(Layout coordinate data)
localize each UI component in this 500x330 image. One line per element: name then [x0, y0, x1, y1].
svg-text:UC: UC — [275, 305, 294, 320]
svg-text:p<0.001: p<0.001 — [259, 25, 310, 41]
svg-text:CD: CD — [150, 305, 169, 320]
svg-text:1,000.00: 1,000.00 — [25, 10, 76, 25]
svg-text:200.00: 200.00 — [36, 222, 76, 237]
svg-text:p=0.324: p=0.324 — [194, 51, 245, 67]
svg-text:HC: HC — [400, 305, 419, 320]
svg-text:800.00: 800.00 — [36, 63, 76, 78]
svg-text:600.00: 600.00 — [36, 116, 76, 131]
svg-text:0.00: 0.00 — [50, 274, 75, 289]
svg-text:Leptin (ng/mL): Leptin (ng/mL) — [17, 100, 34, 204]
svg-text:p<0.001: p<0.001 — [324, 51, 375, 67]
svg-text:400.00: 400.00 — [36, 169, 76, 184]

TASK INSTRUCTIONS » Output all of the lines above in the layout coordinate data exactly as they appear.

SOLUTION TO THE PROBLEM »
localize each UI component in this 500x330 image. One line per element: name then [x0, y0, x1, y1].
svg-text:UC: UC — [275, 305, 294, 320]
svg-text:p<0.001: p<0.001 — [259, 25, 310, 41]
svg-text:CD: CD — [150, 305, 169, 320]
svg-text:1,000.00: 1,000.00 — [25, 10, 76, 25]
svg-text:200.00: 200.00 — [36, 222, 76, 237]
svg-text:p=0.324: p=0.324 — [194, 51, 245, 67]
svg-text:HC: HC — [400, 305, 419, 320]
svg-text:800.00: 800.00 — [36, 63, 76, 78]
svg-text:600.00: 600.00 — [36, 116, 76, 131]
svg-text:0.00: 0.00 — [50, 274, 75, 289]
svg-text:Leptin (ng/mL): Leptin (ng/mL) — [17, 100, 34, 204]
svg-text:p<0.001: p<0.001 — [324, 51, 375, 67]
svg-text:400.00: 400.00 — [36, 169, 76, 184]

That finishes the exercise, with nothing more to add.